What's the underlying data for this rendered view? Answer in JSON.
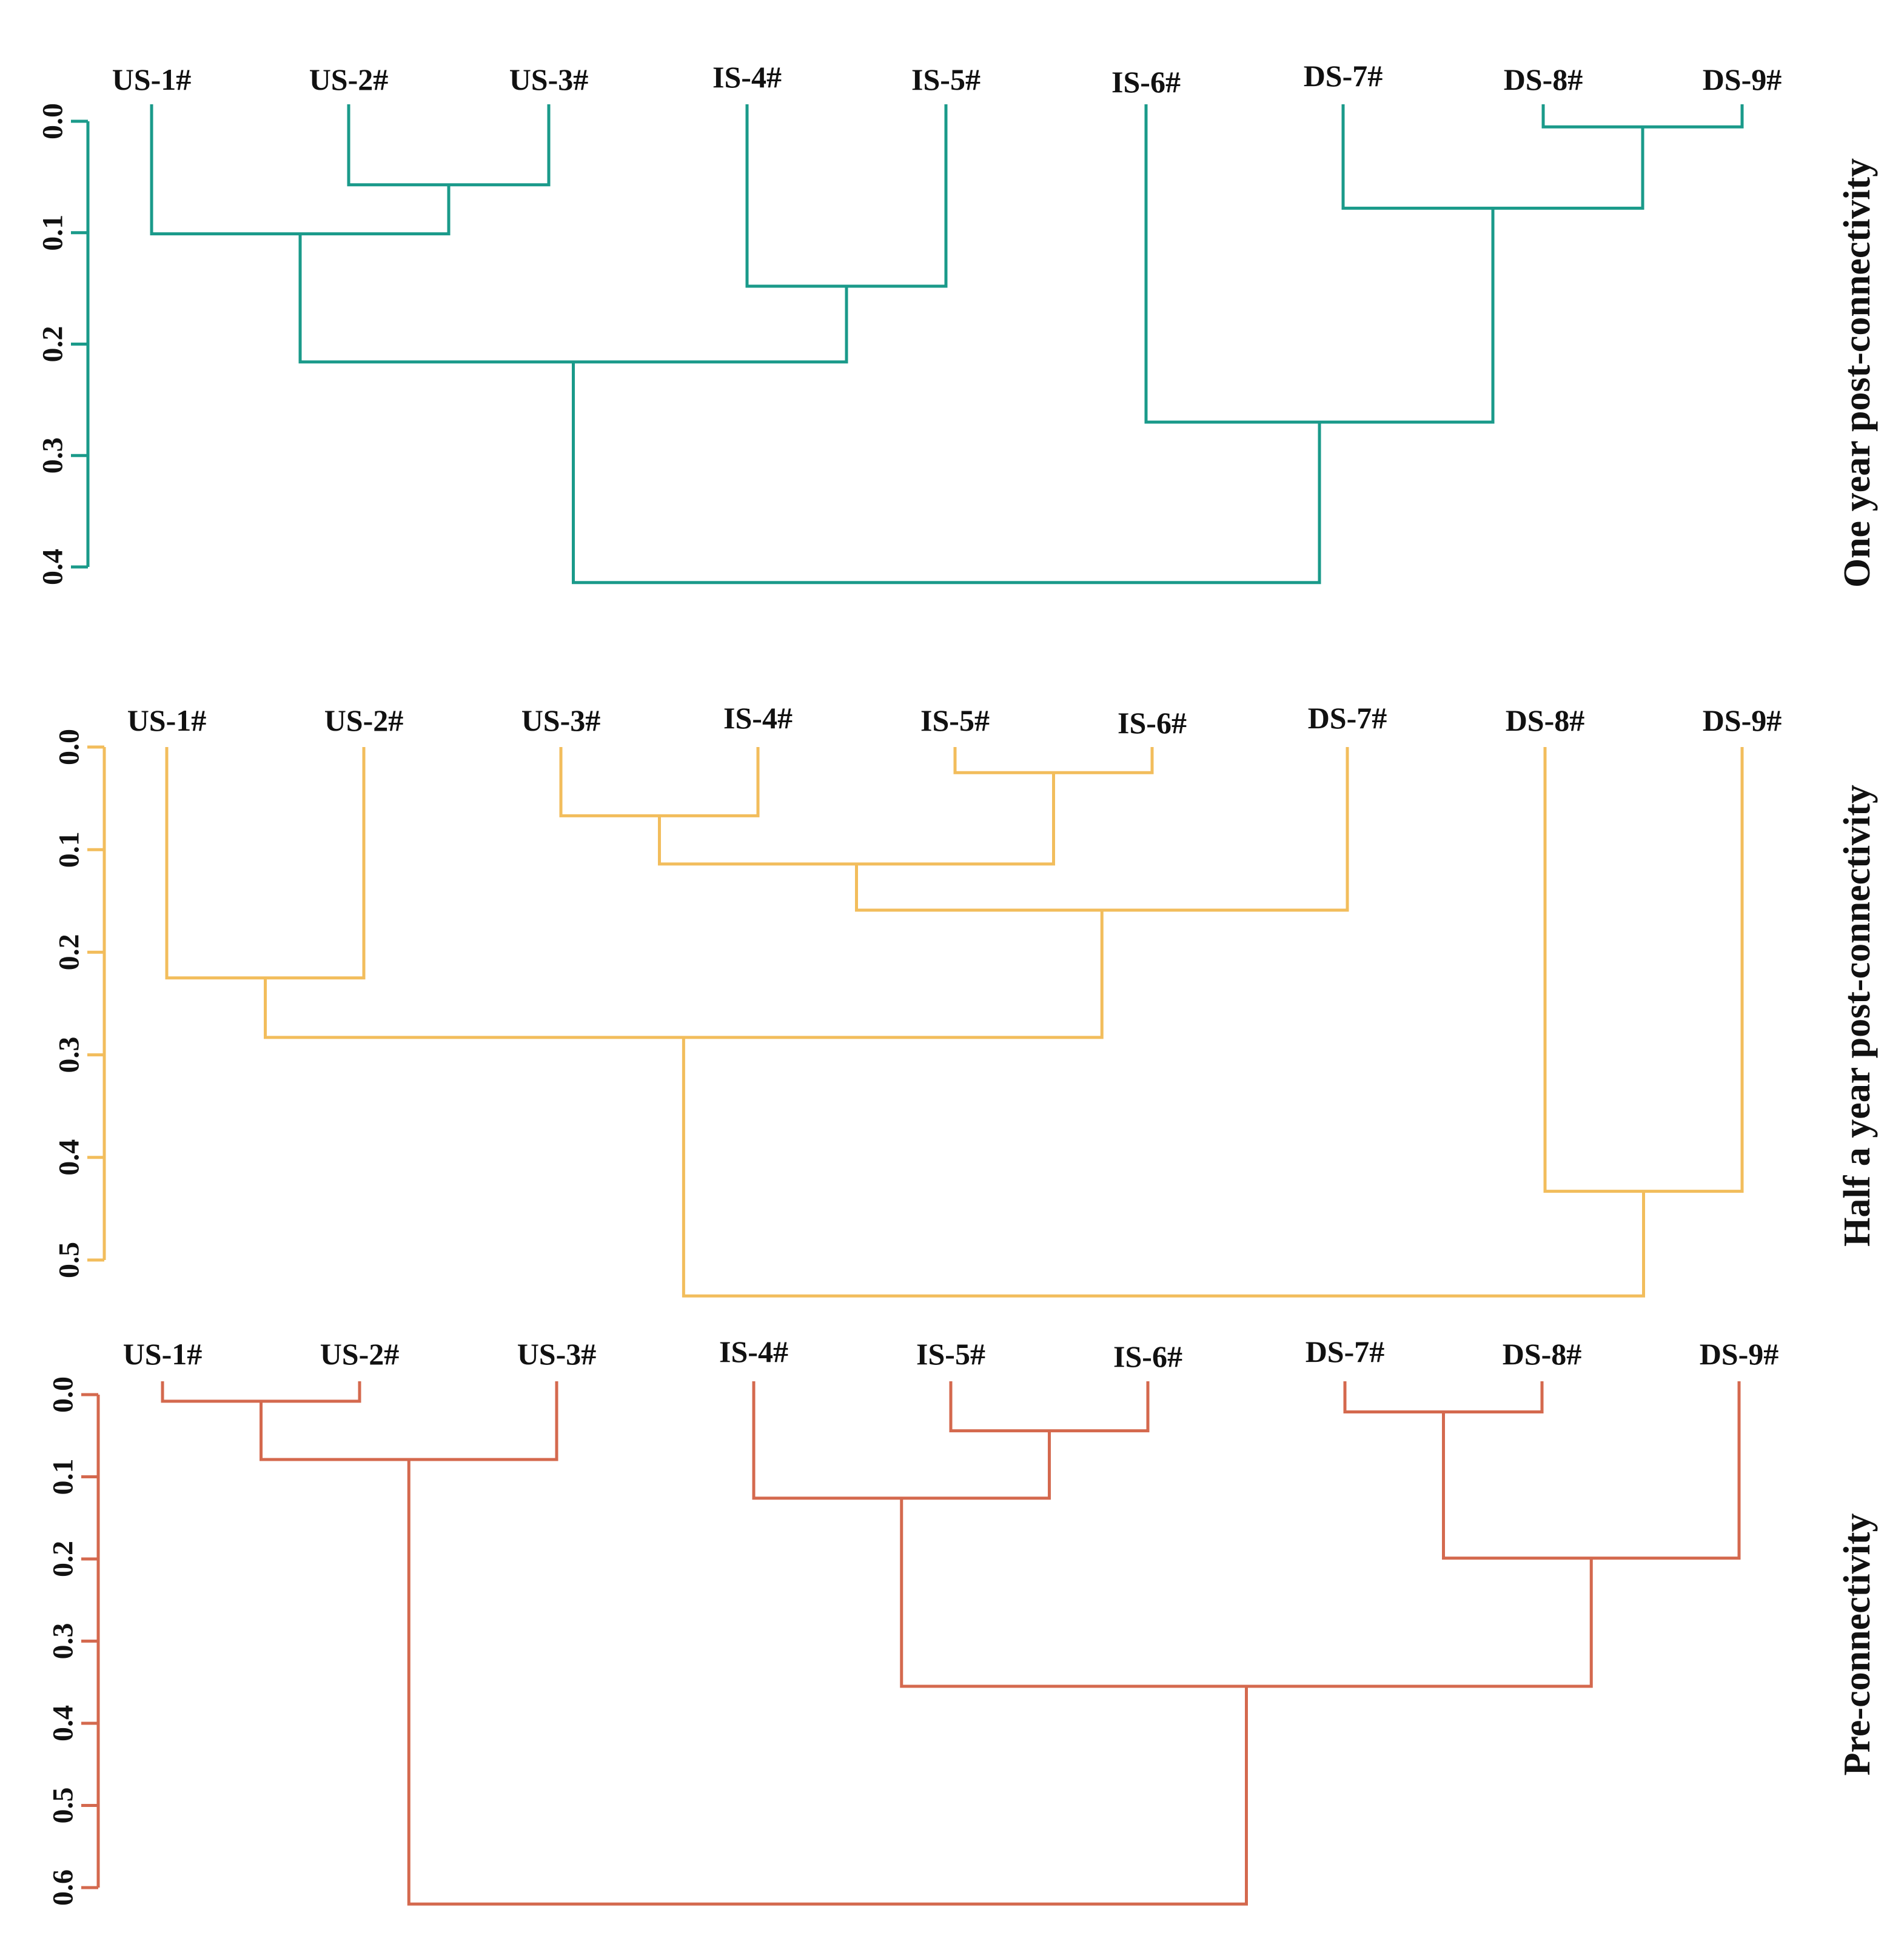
{
  "chart_data": [
    {
      "type": "dendrogram",
      "title": "One year post-connectivity",
      "color": "#1a9a8a",
      "ylim": [
        0,
        0.4
      ],
      "yticks": [
        "0.0",
        "0.1",
        "0.2",
        "0.3",
        "0.4"
      ],
      "leaves": [
        "US-1#",
        "US-2#",
        "US-3#",
        "IS-4#",
        "IS-5#",
        "IS-6#",
        "DS-7#",
        "DS-8#",
        "DS-9#"
      ],
      "merges": [
        {
          "left": "DS-8#",
          "right": "DS-9#",
          "height": 0.005
        },
        {
          "left": "US-2#",
          "right": "US-3#",
          "height": 0.057
        },
        {
          "left": "DS-7#",
          "right": "m0",
          "height": 0.078
        },
        {
          "left": "US-1#",
          "right": "m1",
          "height": 0.101
        },
        {
          "left": "IS-4#",
          "right": "IS-5#",
          "height": 0.148
        },
        {
          "left": "m3",
          "right": "m4",
          "height": 0.216
        },
        {
          "left": "IS-6#",
          "right": "m2",
          "height": 0.27
        },
        {
          "left": "m5",
          "right": "m6",
          "height": 0.414
        }
      ]
    },
    {
      "type": "dendrogram",
      "title": "Half a year post-connectivity",
      "color": "#f2bd5c",
      "ylim": [
        0,
        0.5
      ],
      "yticks": [
        "0.0",
        "0.1",
        "0.2",
        "0.3",
        "0.4",
        "0.5"
      ],
      "leaves": [
        "US-1#",
        "US-2#",
        "US-3#",
        "IS-4#",
        "IS-5#",
        "IS-6#",
        "DS-7#",
        "DS-8#",
        "DS-9#"
      ],
      "merges": [
        {
          "left": "IS-5#",
          "right": "IS-6#",
          "height": 0.025
        },
        {
          "left": "US-3#",
          "right": "IS-4#",
          "height": 0.067
        },
        {
          "left": "m1",
          "right": "m0",
          "height": 0.114
        },
        {
          "left": "m2",
          "right": "DS-7#",
          "height": 0.159
        },
        {
          "left": "US-1#",
          "right": "US-2#",
          "height": 0.225
        },
        {
          "left": "m4",
          "right": "m3",
          "height": 0.283
        },
        {
          "left": "DS-8#",
          "right": "DS-9#",
          "height": 0.433
        },
        {
          "left": "m5",
          "right": "m6",
          "height": 0.535
        }
      ]
    },
    {
      "type": "dendrogram",
      "title": "Pre-connectivity",
      "color": "#d4694e",
      "ylim": [
        0,
        0.6
      ],
      "yticks": [
        "0.0",
        "0.1",
        "0.2",
        "0.3",
        "0.4",
        "0.5",
        "0.6"
      ],
      "leaves": [
        "US-1#",
        "US-2#",
        "US-3#",
        "IS-4#",
        "IS-5#",
        "IS-6#",
        "DS-7#",
        "DS-8#",
        "DS-9#"
      ],
      "merges": [
        {
          "left": "US-1#",
          "right": "US-2#",
          "height": 0.008
        },
        {
          "left": "DS-7#",
          "right": "DS-8#",
          "height": 0.021
        },
        {
          "left": "IS-5#",
          "right": "IS-6#",
          "height": 0.044
        },
        {
          "left": "m0",
          "right": "US-3#",
          "height": 0.079
        },
        {
          "left": "IS-4#",
          "right": "m2",
          "height": 0.126
        },
        {
          "left": "m1",
          "right": "DS-9#",
          "height": 0.199
        },
        {
          "left": "m4",
          "right": "m5",
          "height": 0.355
        },
        {
          "left": "m3",
          "right": "m6",
          "height": 0.62
        }
      ]
    }
  ]
}
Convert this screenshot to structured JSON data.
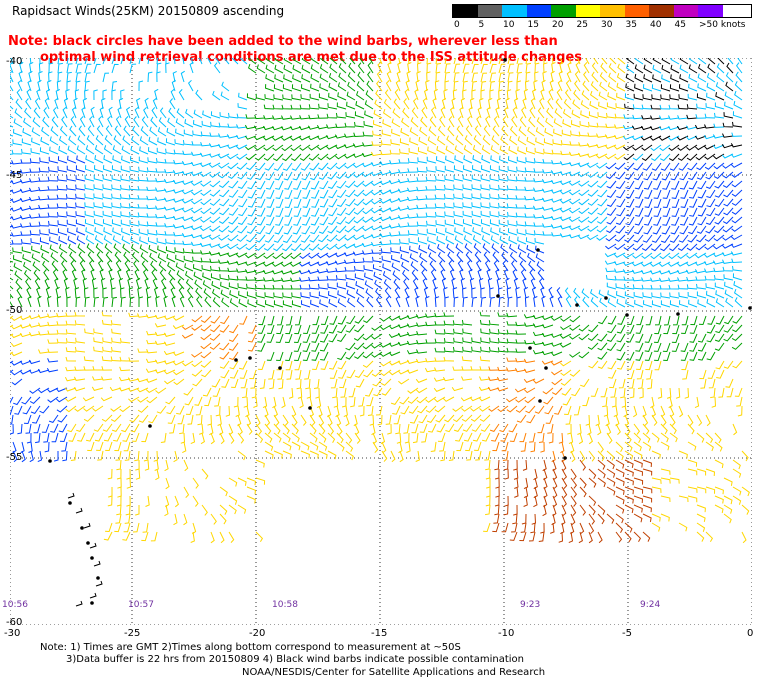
{
  "title": "Rapidsact Winds(25KM) 20150809 ascending",
  "note_line1": "Note: black circles have been added to the wind barbs, wherever less than",
  "note_line2": "optimal wind retrieval conditions are met due to the ISS attitude changes",
  "legend": {
    "labels": [
      "0",
      "5",
      "10",
      "15",
      "20",
      "25",
      "30",
      "35",
      "40",
      "45",
      ">50 knots"
    ],
    "colors": [
      "#000000",
      "#606060",
      "#00c0ff",
      "#0040ff",
      "#00a000",
      "#ffff00",
      "#ffc000",
      "#ff6000",
      "#a03000",
      "#c000c0",
      "#8000ff",
      "#200060"
    ]
  },
  "y_ticks": [
    "-40",
    "-45",
    "-50",
    "-55",
    "-60"
  ],
  "x_ticks": [
    "-30",
    "-25",
    "-20",
    "-15",
    "-10",
    "-5",
    "0"
  ],
  "time_labels": [
    "10:56",
    "10:57",
    "10:58",
    "9:23",
    "9:24"
  ],
  "footer": {
    "line1": "Note: 1) Times are GMT 2)Times along bottom correspond to measurement at ~50S",
    "line2": "3)Data buffer is 22 hrs from 20150809 4) Black wind barbs indicate possible contamination",
    "line3": "NOAA/NESDIS/Center for Satellite Applications and Research"
  }
}
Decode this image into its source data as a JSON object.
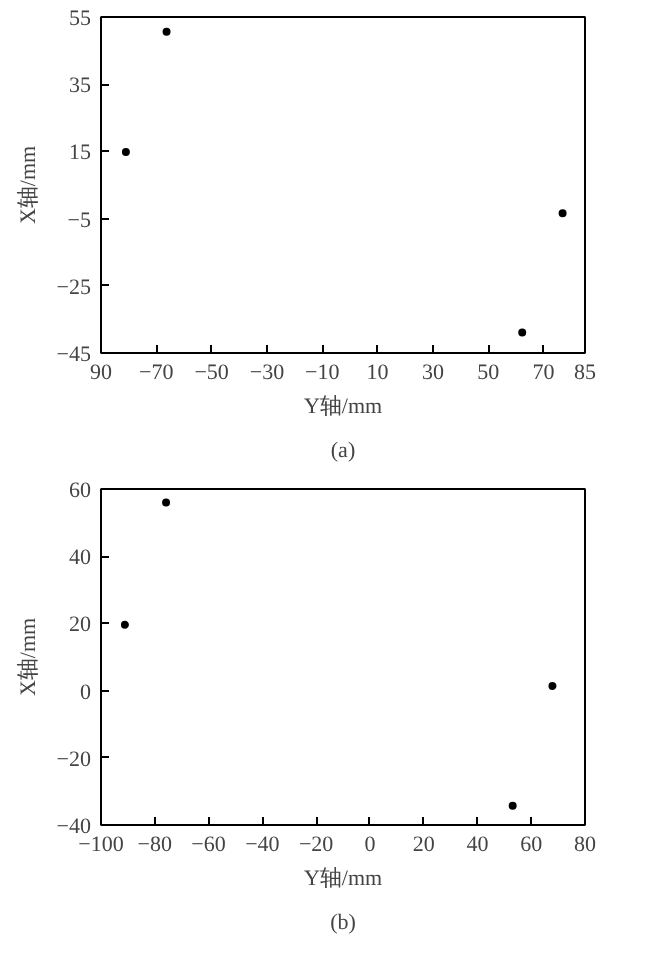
{
  "chart_data": [
    {
      "type": "scatter",
      "xlabel": "Y轴/mm",
      "ylabel": "X轴/mm",
      "annotations": [
        "(a)"
      ],
      "marker": "circle",
      "grid": false,
      "x": [
        -81,
        -66.3,
        76.9,
        62.3
      ],
      "series": [
        {
          "color": "#000000",
          "values": [
            14.8,
            50.6,
            -3.4,
            -38.9
          ]
        }
      ],
      "xlim": [
        -90,
        85
      ],
      "xticks": [
        {
          "value": -90,
          "label": "90"
        },
        -70,
        -50,
        -30,
        -10,
        10,
        30,
        50,
        70,
        85
      ],
      "ylim": [
        -45,
        55
      ],
      "yticks": [
        -45,
        -25,
        -5,
        15,
        35,
        55
      ]
    },
    {
      "type": "scatter",
      "xlabel": "Y轴/mm",
      "ylabel": "X轴/mm",
      "annotations": [
        "(b)"
      ],
      "marker": "circle",
      "grid": false,
      "x": [
        -91.1,
        -75.8,
        67.9,
        53.1
      ],
      "series": [
        {
          "color": "#000000",
          "values": [
            19.6,
            56,
            1.4,
            -34.3
          ]
        }
      ],
      "xlim": [
        -100,
        80
      ],
      "xticks": [
        -100,
        -80,
        -60,
        -40,
        -20,
        0,
        20,
        40,
        60,
        80
      ],
      "ylim": [
        -40,
        60
      ],
      "yticks": [
        -40,
        -20,
        0,
        20,
        40,
        60
      ]
    }
  ]
}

▬▬▬▬▬▬

### Description of the task
Leave the images out and output the remaining material exactly as it stands.

### Exercise output
What's the underlying data for this rendered view? Answer in JSON.
{
  "chart_data": [
    {
      "type": "dendrogram",
      "title": "One year post-connectivity",
      "color": "#1a9a8a",
      "ylim": [
        0,
        0.4
      ],
      "yticks": [
        "0.0",
        "0.1",
        "0.2",
        "0.3",
        "0.4"
      ],
      "leaves": [
        "US-1#",
        "US-2#",
        "US-3#",
        "IS-4#",
        "IS-5#",
        "IS-6#",
        "DS-7#",
        "DS-8#",
        "DS-9#"
      ],
      "merges": [
        {
          "left": "DS-8#",
          "right": "DS-9#",
          "height": 0.005
        },
        {
          "left": "US-2#",
          "right": "US-3#",
          "height": 0.057
        },
        {
          "left": "DS-7#",
          "right": "m0",
          "height": 0.078
        },
        {
          "left": "US-1#",
          "right": "m1",
          "height": 0.101
        },
        {
          "left": "IS-4#",
          "right": "IS-5#",
          "height": 0.148
        },
        {
          "left": "m3",
          "right": "m4",
          "height": 0.216
        },
        {
          "left": "IS-6#",
          "right": "m2",
          "height": 0.27
        },
        {
          "left": "m5",
          "right": "m6",
          "height": 0.414
        }
      ]
    },
    {
      "type": "dendrogram",
      "title": "Half a year post-connectivity",
      "color": "#f2bd5c",
      "ylim": [
        0,
        0.5
      ],
      "yticks": [
        "0.0",
        "0.1",
        "0.2",
        "0.3",
        "0.4",
        "0.5"
      ],
      "leaves": [
        "US-1#",
        "US-2#",
        "US-3#",
        "IS-4#",
        "IS-5#",
        "IS-6#",
        "DS-7#",
        "DS-8#",
        "DS-9#"
      ],
      "merges": [
        {
          "left": "IS-5#",
          "right": "IS-6#",
          "height": 0.025
        },
        {
          "left": "US-3#",
          "right": "IS-4#",
          "height": 0.067
        },
        {
          "left": "m1",
          "right": "m0",
          "height": 0.114
        },
        {
          "left": "m2",
          "right": "DS-7#",
          "height": 0.159
        },
        {
          "left": "US-1#",
          "right": "US-2#",
          "height": 0.225
        },
        {
          "left": "m4",
          "right": "m3",
          "height": 0.283
        },
        {
          "left": "DS-8#",
          "right": "DS-9#",
          "height": 0.433
        },
        {
          "left": "m5",
          "right": "m6",
          "height": 0.535
        }
      ]
    },
    {
      "type": "dendrogram",
      "title": "Pre-connectivity",
      "color": "#d4694e",
      "ylim": [
        0,
        0.6
      ],
      "yticks": [
        "0.0",
        "0.1",
        "0.2",
        "0.3",
        "0.4",
        "0.5",
        "0.6"
      ],
      "leaves": [
        "US-1#",
        "US-2#",
        "US-3#",
        "IS-4#",
        "IS-5#",
        "IS-6#",
        "DS-7#",
        "DS-8#",
        "DS-9#"
      ],
      "merges": [
        {
          "left": "US-1#",
          "right": "US-2#",
          "height": 0.008
        },
        {
          "left": "DS-7#",
          "right": "DS-8#",
          "height": 0.021
        },
        {
          "left": "IS-5#",
          "right": "IS-6#",
          "height": 0.044
        },
        {
          "left": "m0",
          "right": "US-3#",
          "height": 0.079
        },
        {
          "left": "IS-4#",
          "right": "m2",
          "height": 0.126
        },
        {
          "left": "m1",
          "right": "DS-9#",
          "height": 0.199
        },
        {
          "left": "m4",
          "right": "m5",
          "height": 0.355
        },
        {
          "left": "m3",
          "right": "m6",
          "height": 0.62
        }
      ]
    }
  ]
}
Convert this screenshot to structured JSON data.
{
  "title": "Rapidsact Winds(25KM) 20150809 ascending",
  "note_line1": "Note: black circles have been added to the wind barbs, wherever less than",
  "note_line2": "optimal wind retrieval conditions are met due to the ISS attitude changes",
  "legend": {
    "labels": [
      "0",
      "5",
      "10",
      "15",
      "20",
      "25",
      "30",
      "35",
      "40",
      "45",
      ">50 knots"
    ],
    "colors": [
      "#000000",
      "#606060",
      "#00c0ff",
      "#0040ff",
      "#00a000",
      "#ffff00",
      "#ffc000",
      "#ff6000",
      "#a03000",
      "#c000c0",
      "#8000ff",
      "#200060"
    ]
  },
  "y_ticks": [
    "-40",
    "-45",
    "-50",
    "-55",
    "-60"
  ],
  "x_ticks": [
    "-30",
    "-25",
    "-20",
    "-15",
    "-10",
    "-5",
    "0"
  ],
  "time_labels": [
    "10:56",
    "10:57",
    "10:58",
    "9:23",
    "9:24"
  ],
  "footer": {
    "line1": "Note: 1) Times are GMT 2)Times along bottom correspond to measurement at ~50S",
    "line2": "3)Data buffer is 22 hrs from 20150809 4) Black wind barbs indicate possible contamination",
    "line3": "NOAA/NESDIS/Center for Satellite Applications and Research"
  }
}
Decode this image into its source data as a JSON object.
{
  "chart_data": [
    {
      "type": "scatter",
      "xlabel": "Y轴/mm",
      "ylabel": "X轴/mm",
      "annotations": [
        "(a)"
      ],
      "marker": "circle",
      "grid": false,
      "x": [
        -81,
        -66.3,
        76.9,
        62.3
      ],
      "series": [
        {
          "color": "#000000",
          "values": [
            14.8,
            50.6,
            -3.4,
            -38.9
          ]
        }
      ],
      "xlim": [
        -90,
        85
      ],
      "xticks": [
        {
          "value": -90,
          "label": "90"
        },
        -70,
        -50,
        -30,
        -10,
        10,
        30,
        50,
        70,
        85
      ],
      "ylim": [
        -45,
        55
      ],
      "yticks": [
        -45,
        -25,
        -5,
        15,
        35,
        55
      ]
    },
    {
      "type": "scatter",
      "xlabel": "Y轴/mm",
      "ylabel": "X轴/mm",
      "annotations": [
        "(b)"
      ],
      "marker": "circle",
      "grid": false,
      "x": [
        -91.1,
        -75.8,
        67.9,
        53.1
      ],
      "series": [
        {
          "color": "#000000",
          "values": [
            19.6,
            56,
            1.4,
            -34.3
          ]
        }
      ],
      "xlim": [
        -100,
        80
      ],
      "xticks": [
        -100,
        -80,
        -60,
        -40,
        -20,
        0,
        20,
        40,
        60,
        80
      ],
      "ylim": [
        -40,
        60
      ],
      "yticks": [
        -40,
        -20,
        0,
        20,
        40,
        60
      ]
    }
  ]
}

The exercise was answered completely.